▸ TASK INPUT
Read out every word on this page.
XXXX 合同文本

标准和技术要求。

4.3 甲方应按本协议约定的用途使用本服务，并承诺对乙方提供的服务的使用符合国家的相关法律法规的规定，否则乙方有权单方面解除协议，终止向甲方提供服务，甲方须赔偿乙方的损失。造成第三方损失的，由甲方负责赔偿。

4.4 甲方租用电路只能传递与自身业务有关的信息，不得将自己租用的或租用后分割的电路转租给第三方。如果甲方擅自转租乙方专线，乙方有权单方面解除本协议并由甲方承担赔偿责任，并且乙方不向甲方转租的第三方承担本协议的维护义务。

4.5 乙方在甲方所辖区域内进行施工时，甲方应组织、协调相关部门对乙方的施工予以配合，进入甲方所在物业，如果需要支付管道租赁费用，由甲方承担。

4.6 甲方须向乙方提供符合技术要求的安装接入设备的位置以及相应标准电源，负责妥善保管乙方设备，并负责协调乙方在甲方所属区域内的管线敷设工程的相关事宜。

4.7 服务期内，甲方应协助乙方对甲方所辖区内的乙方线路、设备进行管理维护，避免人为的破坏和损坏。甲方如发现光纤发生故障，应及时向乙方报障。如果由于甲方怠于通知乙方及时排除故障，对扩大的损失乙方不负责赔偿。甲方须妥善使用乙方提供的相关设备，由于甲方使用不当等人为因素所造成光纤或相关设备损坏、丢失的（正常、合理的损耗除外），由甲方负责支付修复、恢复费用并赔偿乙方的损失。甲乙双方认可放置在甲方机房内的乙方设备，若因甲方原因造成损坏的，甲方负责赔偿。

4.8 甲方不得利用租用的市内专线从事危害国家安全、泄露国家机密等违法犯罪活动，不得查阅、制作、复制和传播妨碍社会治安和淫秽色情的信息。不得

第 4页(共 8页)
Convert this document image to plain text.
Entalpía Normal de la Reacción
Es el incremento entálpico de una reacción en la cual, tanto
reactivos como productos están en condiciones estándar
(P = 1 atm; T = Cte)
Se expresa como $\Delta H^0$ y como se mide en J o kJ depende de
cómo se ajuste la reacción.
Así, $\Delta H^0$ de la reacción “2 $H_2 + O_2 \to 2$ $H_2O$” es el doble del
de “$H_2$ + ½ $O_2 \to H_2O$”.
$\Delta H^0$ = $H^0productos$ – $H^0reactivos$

▸ WORK TO DO
Copy each line of the data above that holds "this".

▸ CORRECT RESULT
Read out every word on this page.
Convert this document image to plain text.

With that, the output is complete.